_What the task requires_
Select all lines in the records that include "IVAR".

━━ Materials provided

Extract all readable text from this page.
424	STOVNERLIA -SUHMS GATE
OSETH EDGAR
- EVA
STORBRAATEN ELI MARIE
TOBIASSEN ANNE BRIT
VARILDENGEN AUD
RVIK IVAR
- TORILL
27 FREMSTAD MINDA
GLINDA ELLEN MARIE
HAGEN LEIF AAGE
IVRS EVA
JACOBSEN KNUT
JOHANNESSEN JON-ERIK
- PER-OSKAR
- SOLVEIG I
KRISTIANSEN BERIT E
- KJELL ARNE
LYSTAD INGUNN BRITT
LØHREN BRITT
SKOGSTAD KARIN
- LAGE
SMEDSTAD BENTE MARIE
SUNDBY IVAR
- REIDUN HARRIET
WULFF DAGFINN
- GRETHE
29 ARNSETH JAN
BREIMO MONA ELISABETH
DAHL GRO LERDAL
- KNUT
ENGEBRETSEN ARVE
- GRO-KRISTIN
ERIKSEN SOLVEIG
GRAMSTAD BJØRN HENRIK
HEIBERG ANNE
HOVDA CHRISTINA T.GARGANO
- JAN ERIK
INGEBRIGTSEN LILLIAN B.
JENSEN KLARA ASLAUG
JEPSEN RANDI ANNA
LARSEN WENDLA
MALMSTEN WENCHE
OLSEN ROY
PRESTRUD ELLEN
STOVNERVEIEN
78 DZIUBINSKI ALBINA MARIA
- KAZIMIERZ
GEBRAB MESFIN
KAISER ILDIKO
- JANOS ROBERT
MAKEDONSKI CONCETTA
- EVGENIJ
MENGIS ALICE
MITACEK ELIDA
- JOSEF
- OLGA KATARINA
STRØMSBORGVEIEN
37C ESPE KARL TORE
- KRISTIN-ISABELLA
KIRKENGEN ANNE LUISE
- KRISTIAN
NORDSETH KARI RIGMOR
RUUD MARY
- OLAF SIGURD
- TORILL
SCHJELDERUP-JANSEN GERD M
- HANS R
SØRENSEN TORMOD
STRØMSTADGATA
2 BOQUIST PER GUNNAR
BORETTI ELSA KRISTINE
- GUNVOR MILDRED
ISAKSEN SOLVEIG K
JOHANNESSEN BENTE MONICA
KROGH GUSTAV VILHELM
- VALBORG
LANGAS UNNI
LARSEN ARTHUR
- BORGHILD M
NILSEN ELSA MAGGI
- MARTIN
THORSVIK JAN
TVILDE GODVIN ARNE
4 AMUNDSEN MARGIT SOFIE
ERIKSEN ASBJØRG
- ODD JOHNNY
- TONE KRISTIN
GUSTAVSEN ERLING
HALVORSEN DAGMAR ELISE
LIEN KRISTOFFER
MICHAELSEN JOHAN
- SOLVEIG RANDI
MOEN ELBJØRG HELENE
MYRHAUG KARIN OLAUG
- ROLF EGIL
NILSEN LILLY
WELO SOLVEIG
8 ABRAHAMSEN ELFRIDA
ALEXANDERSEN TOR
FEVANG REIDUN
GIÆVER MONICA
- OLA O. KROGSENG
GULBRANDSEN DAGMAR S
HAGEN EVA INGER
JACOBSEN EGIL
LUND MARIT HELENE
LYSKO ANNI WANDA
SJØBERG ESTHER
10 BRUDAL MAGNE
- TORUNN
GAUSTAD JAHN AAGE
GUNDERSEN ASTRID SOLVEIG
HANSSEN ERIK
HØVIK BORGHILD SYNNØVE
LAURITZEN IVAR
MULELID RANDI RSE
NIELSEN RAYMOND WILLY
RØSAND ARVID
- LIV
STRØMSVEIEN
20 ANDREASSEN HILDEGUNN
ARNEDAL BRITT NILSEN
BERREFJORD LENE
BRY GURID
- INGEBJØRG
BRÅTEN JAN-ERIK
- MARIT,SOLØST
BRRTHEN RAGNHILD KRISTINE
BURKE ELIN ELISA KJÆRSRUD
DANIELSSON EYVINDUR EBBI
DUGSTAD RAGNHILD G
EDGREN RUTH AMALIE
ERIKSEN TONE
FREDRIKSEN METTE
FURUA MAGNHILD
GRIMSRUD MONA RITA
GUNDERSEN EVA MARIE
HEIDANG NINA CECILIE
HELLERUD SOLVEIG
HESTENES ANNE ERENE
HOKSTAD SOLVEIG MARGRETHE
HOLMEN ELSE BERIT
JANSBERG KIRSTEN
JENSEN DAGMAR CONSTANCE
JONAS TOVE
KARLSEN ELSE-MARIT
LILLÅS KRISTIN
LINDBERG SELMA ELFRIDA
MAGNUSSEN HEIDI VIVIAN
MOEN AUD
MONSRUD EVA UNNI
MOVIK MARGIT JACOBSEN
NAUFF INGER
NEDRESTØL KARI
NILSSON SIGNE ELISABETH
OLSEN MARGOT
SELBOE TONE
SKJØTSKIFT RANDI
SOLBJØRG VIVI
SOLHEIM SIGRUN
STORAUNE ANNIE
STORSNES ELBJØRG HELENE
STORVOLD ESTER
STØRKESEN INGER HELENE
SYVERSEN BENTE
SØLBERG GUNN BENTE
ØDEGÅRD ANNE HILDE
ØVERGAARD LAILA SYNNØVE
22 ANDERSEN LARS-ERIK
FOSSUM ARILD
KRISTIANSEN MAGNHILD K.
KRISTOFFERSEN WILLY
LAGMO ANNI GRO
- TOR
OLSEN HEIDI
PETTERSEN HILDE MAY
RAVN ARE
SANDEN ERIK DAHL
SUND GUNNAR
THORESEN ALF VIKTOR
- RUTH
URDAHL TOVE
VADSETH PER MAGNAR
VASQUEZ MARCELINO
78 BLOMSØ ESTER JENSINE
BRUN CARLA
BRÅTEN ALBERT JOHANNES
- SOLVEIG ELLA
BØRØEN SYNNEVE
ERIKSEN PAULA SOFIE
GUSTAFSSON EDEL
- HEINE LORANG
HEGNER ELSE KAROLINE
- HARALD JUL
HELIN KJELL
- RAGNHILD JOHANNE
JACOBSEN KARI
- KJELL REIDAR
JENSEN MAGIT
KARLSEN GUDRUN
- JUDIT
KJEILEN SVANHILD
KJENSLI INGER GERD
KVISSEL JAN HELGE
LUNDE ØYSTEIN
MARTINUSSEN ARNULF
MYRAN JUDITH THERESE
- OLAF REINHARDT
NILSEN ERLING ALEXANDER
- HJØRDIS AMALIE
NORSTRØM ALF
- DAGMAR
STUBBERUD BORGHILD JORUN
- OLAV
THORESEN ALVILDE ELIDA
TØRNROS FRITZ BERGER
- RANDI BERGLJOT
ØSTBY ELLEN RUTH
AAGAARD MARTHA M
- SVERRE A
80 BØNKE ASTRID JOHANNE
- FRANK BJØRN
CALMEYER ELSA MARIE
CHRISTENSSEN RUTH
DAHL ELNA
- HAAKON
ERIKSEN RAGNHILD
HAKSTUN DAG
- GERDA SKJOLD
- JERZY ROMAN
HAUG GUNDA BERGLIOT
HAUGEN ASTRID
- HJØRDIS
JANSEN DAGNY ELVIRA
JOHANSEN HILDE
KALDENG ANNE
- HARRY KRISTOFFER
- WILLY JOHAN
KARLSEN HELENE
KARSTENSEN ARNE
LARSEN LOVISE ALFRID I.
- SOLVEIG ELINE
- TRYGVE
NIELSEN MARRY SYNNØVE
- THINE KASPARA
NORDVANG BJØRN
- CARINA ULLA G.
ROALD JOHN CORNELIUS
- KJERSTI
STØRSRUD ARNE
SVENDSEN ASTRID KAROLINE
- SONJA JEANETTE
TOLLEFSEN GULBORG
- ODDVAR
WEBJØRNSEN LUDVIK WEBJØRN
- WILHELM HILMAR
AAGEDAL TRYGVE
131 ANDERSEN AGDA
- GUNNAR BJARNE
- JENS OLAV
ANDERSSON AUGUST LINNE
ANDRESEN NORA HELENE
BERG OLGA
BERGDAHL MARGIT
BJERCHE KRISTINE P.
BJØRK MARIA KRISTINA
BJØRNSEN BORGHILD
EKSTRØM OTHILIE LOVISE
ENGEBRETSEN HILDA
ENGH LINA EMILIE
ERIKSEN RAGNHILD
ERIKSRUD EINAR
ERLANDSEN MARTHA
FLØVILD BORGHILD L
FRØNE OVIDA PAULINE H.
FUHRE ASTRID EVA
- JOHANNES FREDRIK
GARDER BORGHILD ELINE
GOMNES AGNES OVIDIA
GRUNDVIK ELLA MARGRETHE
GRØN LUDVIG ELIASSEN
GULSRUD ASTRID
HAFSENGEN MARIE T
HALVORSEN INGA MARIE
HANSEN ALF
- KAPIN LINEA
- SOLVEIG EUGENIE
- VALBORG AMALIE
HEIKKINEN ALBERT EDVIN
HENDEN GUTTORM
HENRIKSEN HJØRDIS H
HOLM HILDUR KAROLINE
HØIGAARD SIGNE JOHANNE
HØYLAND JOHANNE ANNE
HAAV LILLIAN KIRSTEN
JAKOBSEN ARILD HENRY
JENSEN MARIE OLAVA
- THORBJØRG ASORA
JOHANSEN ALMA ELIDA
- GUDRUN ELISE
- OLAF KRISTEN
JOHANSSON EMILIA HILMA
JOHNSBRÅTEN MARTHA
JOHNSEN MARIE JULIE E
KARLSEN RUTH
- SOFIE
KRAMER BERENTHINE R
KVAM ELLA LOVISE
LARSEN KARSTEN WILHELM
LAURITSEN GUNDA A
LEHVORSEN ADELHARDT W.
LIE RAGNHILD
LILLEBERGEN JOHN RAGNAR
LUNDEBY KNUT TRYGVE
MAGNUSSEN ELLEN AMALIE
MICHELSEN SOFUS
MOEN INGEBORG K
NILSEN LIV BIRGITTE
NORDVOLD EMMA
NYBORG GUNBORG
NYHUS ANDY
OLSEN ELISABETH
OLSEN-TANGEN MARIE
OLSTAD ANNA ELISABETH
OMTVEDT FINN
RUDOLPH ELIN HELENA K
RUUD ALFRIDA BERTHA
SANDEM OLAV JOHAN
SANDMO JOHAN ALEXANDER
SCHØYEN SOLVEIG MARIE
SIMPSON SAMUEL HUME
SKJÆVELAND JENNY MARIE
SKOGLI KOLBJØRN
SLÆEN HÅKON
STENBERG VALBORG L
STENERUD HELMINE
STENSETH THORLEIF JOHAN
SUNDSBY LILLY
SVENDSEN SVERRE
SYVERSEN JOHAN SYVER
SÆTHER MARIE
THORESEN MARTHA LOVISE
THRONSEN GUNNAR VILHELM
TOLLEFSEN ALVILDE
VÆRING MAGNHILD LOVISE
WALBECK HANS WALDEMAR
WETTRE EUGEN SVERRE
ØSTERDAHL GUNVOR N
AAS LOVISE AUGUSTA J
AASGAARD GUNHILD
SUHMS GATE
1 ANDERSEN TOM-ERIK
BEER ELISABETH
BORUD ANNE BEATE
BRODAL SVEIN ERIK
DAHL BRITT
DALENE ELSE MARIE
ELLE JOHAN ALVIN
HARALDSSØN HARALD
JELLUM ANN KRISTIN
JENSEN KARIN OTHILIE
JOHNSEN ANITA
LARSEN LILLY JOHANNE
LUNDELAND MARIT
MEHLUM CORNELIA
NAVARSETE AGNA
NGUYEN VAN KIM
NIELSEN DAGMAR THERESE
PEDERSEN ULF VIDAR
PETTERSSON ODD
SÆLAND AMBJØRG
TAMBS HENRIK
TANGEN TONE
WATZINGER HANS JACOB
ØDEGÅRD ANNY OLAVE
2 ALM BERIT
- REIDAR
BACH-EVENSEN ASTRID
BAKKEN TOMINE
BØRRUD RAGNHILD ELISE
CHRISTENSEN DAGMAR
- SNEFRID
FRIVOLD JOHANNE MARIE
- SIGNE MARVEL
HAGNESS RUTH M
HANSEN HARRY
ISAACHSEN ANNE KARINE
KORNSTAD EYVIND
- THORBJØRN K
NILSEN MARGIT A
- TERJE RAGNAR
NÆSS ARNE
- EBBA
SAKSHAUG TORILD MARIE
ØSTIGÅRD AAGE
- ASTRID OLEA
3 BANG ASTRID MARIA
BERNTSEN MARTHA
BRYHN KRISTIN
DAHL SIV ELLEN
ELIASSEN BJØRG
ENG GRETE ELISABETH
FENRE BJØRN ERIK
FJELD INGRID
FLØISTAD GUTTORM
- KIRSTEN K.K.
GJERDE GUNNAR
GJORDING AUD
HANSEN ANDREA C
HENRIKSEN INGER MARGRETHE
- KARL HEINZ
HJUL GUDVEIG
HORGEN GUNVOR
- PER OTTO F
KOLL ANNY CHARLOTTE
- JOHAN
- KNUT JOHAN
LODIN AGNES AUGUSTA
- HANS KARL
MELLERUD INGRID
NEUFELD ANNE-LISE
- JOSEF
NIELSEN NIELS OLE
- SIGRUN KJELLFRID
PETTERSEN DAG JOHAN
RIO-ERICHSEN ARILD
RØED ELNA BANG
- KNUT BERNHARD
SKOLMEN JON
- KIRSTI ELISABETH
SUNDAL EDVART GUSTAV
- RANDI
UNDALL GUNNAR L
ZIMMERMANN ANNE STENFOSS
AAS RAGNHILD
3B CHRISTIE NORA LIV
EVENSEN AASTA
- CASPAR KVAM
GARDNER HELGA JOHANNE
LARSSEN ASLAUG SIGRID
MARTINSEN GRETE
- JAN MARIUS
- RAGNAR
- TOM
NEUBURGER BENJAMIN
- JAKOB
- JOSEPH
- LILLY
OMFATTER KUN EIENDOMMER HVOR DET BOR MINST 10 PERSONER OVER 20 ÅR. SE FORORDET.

━━━━

_Result for this exercise_
RVIK IVAR
SUNDBY IVAR
LAURITZEN IVAR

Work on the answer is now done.